#### EXTRAIT DE PAGE
L’IS offre un cadre interprétatif pour l’étude des expériences vécues en commun chez des personnes qualifiées de déviantes ainsi que les processus sociaux sous-jacents à ces expériences (Poupart, 2001) et prend comme champ d’application plusieurs disciplines, dont la criminologie, la sociologie, les sciences de la santé et l’anthropologie avec des sujets de recherche très variés dont le travail et les occupations humaines, le domaine médical, ou diverses questions sociales (Poupart, 2011).

Les personnes stigmatisées, soutient Goffman (1963), ne cessent de jongler à ce qu’elles doivent dévoiler sur elles-mêmes dans le but de « garder la face ». Ainsi, une question fondamentale et transversale à tous ces travaux sous cette perspective est celle qui consiste à comprendre « comment les personnes créent des réalités sociales significatives » (Musolf, 1992). Le but est de comprendre les comportements et les réinterprétations symboliques à l’intérieur de microcultures sociales (Anderson et Snow, 2001; Denzin, 1991; Musolf, 1992; Thomas, 1993), telle que celle des PUDI. Cette approche est particulièrement pertinente pour la problématique à l’étude qui se base sur les rencontres « face à face » avec l’observation participante et des entrevues formelles et informelles afin de comprendre les comportements dans des contextes sociaux particuliers (Musolf, 1992). Les premiers travaux de Lindesmith (1938), sociologue de l’École de Chicago, avaient pour objectifs de comprendre comment des personnes qui consommaient des opioïdes en venaient à se définir elles- mêmes comme des « addicts » (ou personnes dépendantes) ce qui a donné lieu à une meilleure compréhension du phénomène de dépendance (Campbell et Shaw, 2007). De plus, l’approche privilégiée par Goffman (1969) est celle de tenter d’adopter le point de vue des gens étudiés ce qui amène à une présence empathique et sympathique du chercheur sur le terrain de recherche et à

l’abandon des idées ou catégories préconstruites. En plus de la nécessité pour la chercheuse d’adopter le point de vue de la personne étudiée, une tension est préconisée entre sa posture en tant que personne de l’extérieur et une posture qui tente davantage de s’approcher de la réalité des personnes participantes à l’étude en s’imprégnant des environnements et contextes pour dégager et comprendre les interactions sociales (Poupart, 2011). Selon Anderson et Snow (2001), « l’interactionnisme symbolique fournit une richesse d’intuitions de même qu’une perspective théorique cohérente pour comprendre le fonctionnement du soi devant des processus sociaux et des interactions sociales produisant des inégalités et de l’exclusion » (p. 14). Pour toutes ces raisons, l’IS sert de cadre conceptuel à de nombreuses recherches dans les domaines de la dépendance et du VIH (Hobbs Leenerts, 2003; Rhodes et al., 2011; Roy et al., 2007; Roy et al., 2008) et se prête particulièrement bien aux études auprès de personnes marginalisées et victimes d’exclusion sociale (Anderson et Snow, 2001; Evergetti, 2011) ou considérées déviantes socialement (Poupart, 2011).

Selon l’approche de l’IS, les interactions sociales courantes donnent lieu à l’intégration, l’interprétation et la transformation des représentations sociales dominantes. Le sens se crée au travers des interactions sociales puisque « la réalité sociale n’est pas la répétition d’un modèle, mais une permanente construction sociale » (Le Breton, 2008, p. 59). Ainsi, il est préconisé d’aborder les personnes avec des questions portant sur des concepts « sensibles » (« sensitizing » en anglais) (Blumer, 1969). La « santé » et le « prendre soin de soi » sont donc dans le cadre de cette étude, des concepts sensibles, c’est-à-dire, qu’ils sont larges et omniprésents et permettent une réelle incursion dans les représentations sociales, les processus de socialisation, les intersubjectivités et les significations que les gens donnent à leur expérience. Cette perspective s’attarde davantage au sens et aux significations (ou à la « symbolique ») que les personnes donnent à leur expérience.

#### TÂCHES DE L'EXERCICE
- 1) Pour chacun des énoncés suivants, dites s'il concorde avec l'extrait sur l'interactionnisme symbolique, par oui ou par non, en citant à l'identique les mots décisifs de l'extrait : (a) Lindesmith était un sociologue de l'École de Chicago ; (b) selon Le Breton, la réalité sociale est la répétition d'un modèle ; (c) l'IS sert de cadre conceptuel à des recherches sur la dépendance et le VIH.
- 2) Indiquez, s'il vous plaît, quels deux concepts l'extrait sur l'interactionnisme symbolique présente comme des concepts sensibles dans le cadre de l'étude.
Les lignes ci-après proviennent d'une autre source.

[Données de compréhension de documents]
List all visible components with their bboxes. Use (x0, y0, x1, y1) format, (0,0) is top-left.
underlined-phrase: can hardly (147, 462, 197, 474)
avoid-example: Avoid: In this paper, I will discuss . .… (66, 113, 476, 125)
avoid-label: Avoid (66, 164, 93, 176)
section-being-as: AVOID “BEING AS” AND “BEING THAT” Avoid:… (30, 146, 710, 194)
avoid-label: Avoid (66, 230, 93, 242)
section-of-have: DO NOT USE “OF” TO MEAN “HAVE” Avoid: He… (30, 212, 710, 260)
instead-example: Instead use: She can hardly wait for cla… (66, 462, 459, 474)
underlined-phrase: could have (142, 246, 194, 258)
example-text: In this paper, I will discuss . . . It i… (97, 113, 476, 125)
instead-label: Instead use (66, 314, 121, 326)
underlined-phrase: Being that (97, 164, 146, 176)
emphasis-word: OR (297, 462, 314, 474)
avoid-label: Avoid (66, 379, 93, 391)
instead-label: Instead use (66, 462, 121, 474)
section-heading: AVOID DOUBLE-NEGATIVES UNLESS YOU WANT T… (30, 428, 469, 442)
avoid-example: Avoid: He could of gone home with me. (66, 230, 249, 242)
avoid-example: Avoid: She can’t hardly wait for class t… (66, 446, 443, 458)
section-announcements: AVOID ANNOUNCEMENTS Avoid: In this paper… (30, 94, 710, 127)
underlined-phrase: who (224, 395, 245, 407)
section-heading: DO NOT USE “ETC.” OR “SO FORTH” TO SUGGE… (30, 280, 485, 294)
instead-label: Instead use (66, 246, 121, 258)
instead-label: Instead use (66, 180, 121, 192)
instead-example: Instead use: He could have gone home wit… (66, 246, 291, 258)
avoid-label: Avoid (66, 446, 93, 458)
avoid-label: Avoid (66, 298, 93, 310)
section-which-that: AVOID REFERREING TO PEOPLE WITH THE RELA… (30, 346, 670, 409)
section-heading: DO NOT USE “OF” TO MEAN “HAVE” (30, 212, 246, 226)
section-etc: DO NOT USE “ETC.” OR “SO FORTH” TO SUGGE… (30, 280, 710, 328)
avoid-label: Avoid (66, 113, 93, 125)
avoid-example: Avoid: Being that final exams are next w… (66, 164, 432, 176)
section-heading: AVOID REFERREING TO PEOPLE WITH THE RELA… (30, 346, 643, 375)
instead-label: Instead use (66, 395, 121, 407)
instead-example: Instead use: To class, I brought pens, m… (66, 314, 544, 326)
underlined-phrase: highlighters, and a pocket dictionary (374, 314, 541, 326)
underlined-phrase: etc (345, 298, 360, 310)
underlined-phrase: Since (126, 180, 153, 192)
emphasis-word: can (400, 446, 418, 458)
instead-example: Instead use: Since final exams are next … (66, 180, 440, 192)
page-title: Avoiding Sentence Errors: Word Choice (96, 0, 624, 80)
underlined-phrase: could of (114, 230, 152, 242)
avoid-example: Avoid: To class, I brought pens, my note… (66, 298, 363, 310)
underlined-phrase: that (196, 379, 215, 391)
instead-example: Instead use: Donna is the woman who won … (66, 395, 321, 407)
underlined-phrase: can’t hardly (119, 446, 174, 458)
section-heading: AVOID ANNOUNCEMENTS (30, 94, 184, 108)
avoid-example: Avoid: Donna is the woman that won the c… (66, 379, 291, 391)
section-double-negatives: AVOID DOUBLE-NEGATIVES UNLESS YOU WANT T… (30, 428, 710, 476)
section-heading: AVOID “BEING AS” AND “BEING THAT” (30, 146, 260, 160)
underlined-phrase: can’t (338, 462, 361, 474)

#### RÉPONSES ATTENDUES
- 1)
(a) Oui : « Les premiers travaux de Lindesmith (1938), sociologue de l’École de Chicago »
(b) Non : « la réalité sociale n’est pas la répétition d’un modèle, mais une permanente construction sociale »
(c) Oui : « l’IS sert de cadre conceptuel à de nombreuses recherches dans les domaines de la dépendance et du VIH »

- 2) La « santé » et le « prendre soin de soi ».